Brief |
Give the number of lines that contain the string "jumper", and nothing else.

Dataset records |
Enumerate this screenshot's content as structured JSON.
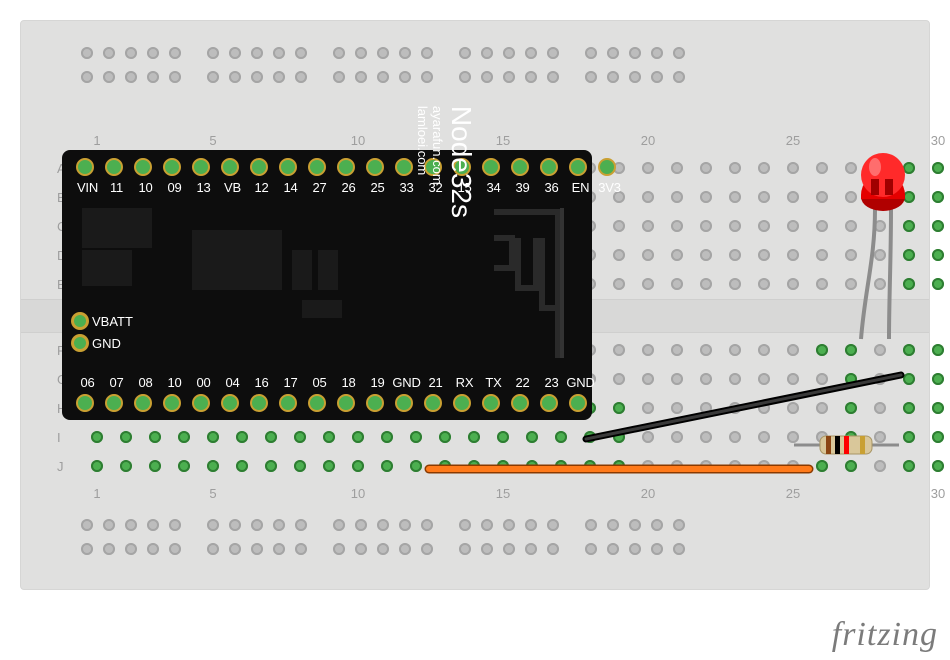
{
  "breadboard": {
    "column_labels": [
      "1",
      "",
      "",
      "",
      "5",
      "",
      "",
      "",
      "",
      "10",
      "",
      "",
      "",
      "",
      "15",
      "",
      "",
      "",
      "",
      "20",
      "",
      "",
      "",
      "",
      "25",
      "",
      "",
      "",
      "",
      "30"
    ],
    "row_labels_top": [
      "A",
      "B",
      "C",
      "D",
      "E"
    ],
    "row_labels_bottom": [
      "F",
      "G",
      "H",
      "I",
      "J"
    ]
  },
  "board": {
    "name": "Node32s",
    "sub1": "ayarafun.com",
    "sub2": "lamloei.com",
    "pins_top": [
      "VIN",
      "11",
      "10",
      "09",
      "13",
      "VB",
      "12",
      "14",
      "27",
      "26",
      "25",
      "33",
      "32",
      "15",
      "34",
      "39",
      "36",
      "EN",
      "3V3"
    ],
    "pins_bottom": [
      "06",
      "07",
      "08",
      "10",
      "00",
      "04",
      "16",
      "17",
      "05",
      "18",
      "19",
      "GND",
      "21",
      "RX",
      "TX",
      "22",
      "23",
      "GND"
    ],
    "side_labels": [
      "VBATT",
      "GND"
    ]
  },
  "components": {
    "led": "Red LED (5mm)",
    "resistor": "Resistor",
    "wire1": "GND jumper wire (black)",
    "wire2": "Signal jumper wire (orange)"
  },
  "watermark": "fritzing"
}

Written solution |
2